TASK: Extract the listing in its entirety, keeping each line identical to the original.

RECORDS:

──────────

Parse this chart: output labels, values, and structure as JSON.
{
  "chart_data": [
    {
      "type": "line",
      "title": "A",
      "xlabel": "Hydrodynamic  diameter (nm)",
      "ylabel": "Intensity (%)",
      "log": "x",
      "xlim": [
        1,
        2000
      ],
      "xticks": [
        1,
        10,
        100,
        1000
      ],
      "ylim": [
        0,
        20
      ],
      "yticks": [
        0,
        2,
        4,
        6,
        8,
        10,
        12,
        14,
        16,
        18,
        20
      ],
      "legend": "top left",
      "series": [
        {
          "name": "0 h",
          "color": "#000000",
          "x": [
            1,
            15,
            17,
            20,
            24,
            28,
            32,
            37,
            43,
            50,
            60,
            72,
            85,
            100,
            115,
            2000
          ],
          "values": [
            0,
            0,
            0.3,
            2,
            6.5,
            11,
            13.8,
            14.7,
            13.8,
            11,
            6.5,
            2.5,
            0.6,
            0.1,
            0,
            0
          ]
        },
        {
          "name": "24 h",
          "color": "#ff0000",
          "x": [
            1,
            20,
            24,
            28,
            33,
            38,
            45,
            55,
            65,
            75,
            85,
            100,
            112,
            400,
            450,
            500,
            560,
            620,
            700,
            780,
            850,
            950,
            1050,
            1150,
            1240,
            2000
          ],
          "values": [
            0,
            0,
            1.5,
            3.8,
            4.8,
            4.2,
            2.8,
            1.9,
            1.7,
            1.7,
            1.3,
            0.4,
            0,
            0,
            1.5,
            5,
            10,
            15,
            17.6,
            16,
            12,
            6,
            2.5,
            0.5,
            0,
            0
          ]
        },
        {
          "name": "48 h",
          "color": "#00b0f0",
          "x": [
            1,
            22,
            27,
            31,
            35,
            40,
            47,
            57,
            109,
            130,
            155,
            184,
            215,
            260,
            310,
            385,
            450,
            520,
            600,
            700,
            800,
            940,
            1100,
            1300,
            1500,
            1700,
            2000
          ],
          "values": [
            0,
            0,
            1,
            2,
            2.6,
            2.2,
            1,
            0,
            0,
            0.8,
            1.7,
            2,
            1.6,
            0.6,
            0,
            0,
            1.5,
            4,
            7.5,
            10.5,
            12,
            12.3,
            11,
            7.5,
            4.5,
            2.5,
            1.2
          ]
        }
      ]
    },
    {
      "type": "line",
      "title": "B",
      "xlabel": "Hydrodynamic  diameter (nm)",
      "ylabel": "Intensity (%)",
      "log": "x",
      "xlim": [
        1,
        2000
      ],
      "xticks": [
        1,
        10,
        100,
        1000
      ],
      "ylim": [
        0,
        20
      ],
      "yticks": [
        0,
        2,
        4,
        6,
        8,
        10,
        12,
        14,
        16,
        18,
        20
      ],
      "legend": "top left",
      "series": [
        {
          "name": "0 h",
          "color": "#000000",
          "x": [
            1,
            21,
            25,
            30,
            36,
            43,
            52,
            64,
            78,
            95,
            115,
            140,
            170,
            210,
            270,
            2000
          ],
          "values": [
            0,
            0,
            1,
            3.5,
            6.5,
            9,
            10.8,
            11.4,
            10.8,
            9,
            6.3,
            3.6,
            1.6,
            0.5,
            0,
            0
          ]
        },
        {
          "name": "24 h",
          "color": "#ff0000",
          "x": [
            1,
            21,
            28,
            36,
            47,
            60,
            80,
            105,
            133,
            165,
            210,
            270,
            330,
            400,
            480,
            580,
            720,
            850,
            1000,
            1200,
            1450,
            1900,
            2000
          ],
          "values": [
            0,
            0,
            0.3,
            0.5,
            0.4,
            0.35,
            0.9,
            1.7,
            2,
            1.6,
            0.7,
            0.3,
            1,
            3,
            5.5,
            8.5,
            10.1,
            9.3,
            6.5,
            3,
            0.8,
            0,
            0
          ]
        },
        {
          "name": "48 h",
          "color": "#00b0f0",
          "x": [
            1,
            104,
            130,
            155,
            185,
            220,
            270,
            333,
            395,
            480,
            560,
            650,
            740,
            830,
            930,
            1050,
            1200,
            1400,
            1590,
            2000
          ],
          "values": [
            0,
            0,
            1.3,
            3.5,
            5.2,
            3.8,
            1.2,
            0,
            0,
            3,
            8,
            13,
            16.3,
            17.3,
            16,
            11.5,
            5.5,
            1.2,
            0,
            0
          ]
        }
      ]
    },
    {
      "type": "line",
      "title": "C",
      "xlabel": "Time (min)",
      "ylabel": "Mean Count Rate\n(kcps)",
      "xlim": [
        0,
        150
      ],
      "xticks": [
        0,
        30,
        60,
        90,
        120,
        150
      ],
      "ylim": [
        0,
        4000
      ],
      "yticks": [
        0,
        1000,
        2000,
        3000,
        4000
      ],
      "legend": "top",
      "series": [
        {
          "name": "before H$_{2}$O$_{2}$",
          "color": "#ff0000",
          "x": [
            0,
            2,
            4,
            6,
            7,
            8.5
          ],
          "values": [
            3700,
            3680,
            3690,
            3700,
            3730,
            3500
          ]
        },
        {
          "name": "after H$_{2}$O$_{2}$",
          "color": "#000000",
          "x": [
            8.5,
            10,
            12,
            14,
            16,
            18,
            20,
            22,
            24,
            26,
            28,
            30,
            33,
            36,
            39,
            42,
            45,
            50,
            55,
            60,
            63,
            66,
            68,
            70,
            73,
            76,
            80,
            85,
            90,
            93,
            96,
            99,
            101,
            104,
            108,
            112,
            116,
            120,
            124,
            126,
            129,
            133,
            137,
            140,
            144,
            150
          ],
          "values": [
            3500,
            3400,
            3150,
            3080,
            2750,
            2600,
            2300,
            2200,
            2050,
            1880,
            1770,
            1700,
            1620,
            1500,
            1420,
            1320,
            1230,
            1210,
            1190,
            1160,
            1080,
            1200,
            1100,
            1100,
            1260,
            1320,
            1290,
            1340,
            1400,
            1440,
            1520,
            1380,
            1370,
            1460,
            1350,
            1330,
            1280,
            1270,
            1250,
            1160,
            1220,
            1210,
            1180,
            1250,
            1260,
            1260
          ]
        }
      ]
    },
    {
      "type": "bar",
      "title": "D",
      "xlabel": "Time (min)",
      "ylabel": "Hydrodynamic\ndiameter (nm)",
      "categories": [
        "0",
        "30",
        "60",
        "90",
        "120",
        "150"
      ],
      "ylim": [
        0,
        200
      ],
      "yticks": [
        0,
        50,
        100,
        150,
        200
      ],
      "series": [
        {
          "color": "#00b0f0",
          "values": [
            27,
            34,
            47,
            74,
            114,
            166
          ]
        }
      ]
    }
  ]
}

──────────

WRITTEN SOLUTION:
Parse this chart: output labels, values, and structure as JSON.
{
  "chart_data": [
    {
      "type": "line",
      "title": "A",
      "xlabel": "Hydrodynamic  diameter (nm)",
      "ylabel": "Intensity (%)",
      "log": "x",
      "xlim": [
        1,
        2000
      ],
      "xticks": [
        1,
        10,
        100,
        1000
      ],
      "ylim": [
        0,
        20
      ],
      "yticks": [
        0,
        2,
        4,
        6,
        8,
        10,
        12,
        14,
        16,
        18,
        20
      ],
      "legend": "top left",
      "series": [
        {
          "name": "0 h",
          "color": "#000000",
          "x": [
            1,
            15,
            17,
            20,
            24,
            28,
            32,
            37,
            43,
            50,
            60,
            72,
            85,
            100,
            115,
            2000
          ],
          "values": [
            0,
            0,
            0.3,
            2,
            6.5,
            11,
            13.8,
            14.7,
            13.8,
            11,
            6.5,
            2.5,
            0.6,
            0.1,
            0,
            0
          ]
        },
        {
          "name": "24 h",
          "color": "#ff0000",
          "x": [
            1,
            20,
            24,
            28,
            33,
            38,
            45,
            55,
            65,
            75,
            85,
            100,
            112,
            400,
            450,
            500,
            560,
            620,
            700,
            780,
            850,
            950,
            1050,
            1150,
            1240,
            2000
          ],
          "values": [
            0,
            0,
            1.5,
            3.8,
            4.8,
            4.2,
            2.8,
            1.9,
            1.7,
            1.7,
            1.3,
            0.4,
            0,
            0,
            1.5,
            5,
            10,
            15,
            17.6,
            16,
            12,
            6,
            2.5,
            0.5,
            0,
            0
          ]
        },
        {
          "name": "48 h",
          "color": "#00b0f0",
          "x": [
            1,
            22,
            27,
            31,
            35,
            40,
            47,
            57,
            109,
            130,
            155,
            184,
            215,
            260,
            310,
            385,
            450,
            520,
            600,
            700,
            800,
            940,
            1100,
            1300,
            1500,
            1700,
            2000
          ],
          "values": [
            0,
            0,
            1,
            2,
            2.6,
            2.2,
            1,
            0,
            0,
            0.8,
            1.7,
            2,
            1.6,
            0.6,
            0,
            0,
            1.5,
            4,
            7.5,
            10.5,
            12,
            12.3,
            11,
            7.5,
            4.5,
            2.5,
            1.2
          ]
        }
      ]
    },
    {
      "type": "line",
      "title": "B",
      "xlabel": "Hydrodynamic  diameter (nm)",
      "ylabel": "Intensity (%)",
      "log": "x",
      "xlim": [
        1,
        2000
      ],
      "xticks": [
        1,
        10,
        100,
        1000
      ],
      "ylim": [
        0,
        20
      ],
      "yticks": [
        0,
        2,
        4,
        6,
        8,
        10,
        12,
        14,
        16,
        18,
        20
      ],
      "legend": "top left",
      "series": [
        {
          "name": "0 h",
          "color": "#000000",
          "x": [
            1,
            21,
            25,
            30,
            36,
            43,
            52,
            64,
            78,
            95,
            115,
            140,
            170,
            210,
            270,
            2000
          ],
          "values": [
            0,
            0,
            1,
            3.5,
            6.5,
            9,
            10.8,
            11.4,
            10.8,
            9,
            6.3,
            3.6,
            1.6,
            0.5,
            0,
            0
          ]
        },
        {
          "name": "24 h",
          "color": "#ff0000",
          "x": [
            1,
            21,
            28,
            36,
            47,
            60,
            80,
            105,
            133,
            165,
            210,
            270,
            330,
            400,
            480,
            580,
            720,
            850,
            1000,
            1200,
            1450,
            1900,
            2000
          ],
          "values": [
            0,
            0,
            0.3,
            0.5,
            0.4,
            0.35,
            0.9,
            1.7,
            2,
            1.6,
            0.7,
            0.3,
            1,
            3,
            5.5,
            8.5,
            10.1,
            9.3,
            6.5,
            3,
            0.8,
            0,
            0
          ]
        },
        {
          "name": "48 h",
          "color": "#00b0f0",
          "x": [
            1,
            104,
            130,
            155,
            185,
            220,
            270,
            333,
            395,
            480,
            560,
            650,
            740,
            830,
            930,
            1050,
            1200,
            1400,
            1590,
            2000
          ],
          "values": [
            0,
            0,
            1.3,
            3.5,
            5.2,
            3.8,
            1.2,
            0,
            0,
            3,
            8,
            13,
            16.3,
            17.3,
            16,
            11.5,
            5.5,
            1.2,
            0,
            0
          ]
        }
      ]
    },
    {
      "type": "line",
      "title": "C",
      "xlabel": "Time (min)",
      "ylabel": "Mean Count Rate\n(kcps)",
      "xlim": [
        0,
        150
      ],
      "xticks": [
        0,
        30,
        60,
        90,
        120,
        150
      ],
      "ylim": [
        0,
        4000
      ],
      "yticks": [
        0,
        1000,
        2000,
        3000,
        4000
      ],
      "legend": "top",
      "series": [
        {
          "name": "before H$_{2}$O$_{2}$",
          "color": "#ff0000",
          "x": [
            0,
            2,
            4,
            6,
            7,
            8.5
          ],
          "values": [
            3700,
            3680,
            3690,
            3700,
            3730,
            3500
          ]
        },
        {
          "name": "after H$_{2}$O$_{2}$",
          "color": "#000000",
          "x": [
            8.5,
            10,
            12,
            14,
            16,
            18,
            20,
            22,
            24,
            26,
            28,
            30,
            33,
            36,
            39,
            42,
            45,
            50,
            55,
            60,
            63,
            66,
            68,
            70,
            73,
            76,
            80,
            85,
            90,
            93,
            96,
            99,
            101,
            104,
            108,
            112,
            116,
            120,
            124,
            126,
            129,
            133,
            137,
            140,
            144,
            150
          ],
          "values": [
            3500,
            3400,
            3150,
            3080,
            2750,
            2600,
            2300,
            2200,
            2050,
            1880,
            1770,
            1700,
            1620,
            1500,
            1420,
            1320,
            1230,
            1210,
            1190,
            1160,
            1080,
            1200,
            1100,
            1100,
            1260,
            1320,
            1290,
            1340,
            1400,
            1440,
            1520,
            1380,
            1370,
            1460,
            1350,
            1330,
            1280,
            1270,
            1250,
            1160,
            1220,
            1210,
            1180,
            1250,
            1260,
            1260
          ]
        }
      ]
    },
    {
      "type": "bar",
      "title": "D",
      "xlabel": "Time (min)",
      "ylabel": "Hydrodynamic\ndiameter (nm)",
      "categories": [
        "0",
        "30",
        "60",
        "90",
        "120",
        "150"
      ],
      "ylim": [
        0,
        200
      ],
      "yticks": [
        0,
        50,
        100,
        150,
        200
      ],
      "series": [
        {
          "color": "#00b0f0",
          "values": [
            27,
            34,
            47,
            74,
            114,
            166
          ]
        }
      ]
    }
  ]
}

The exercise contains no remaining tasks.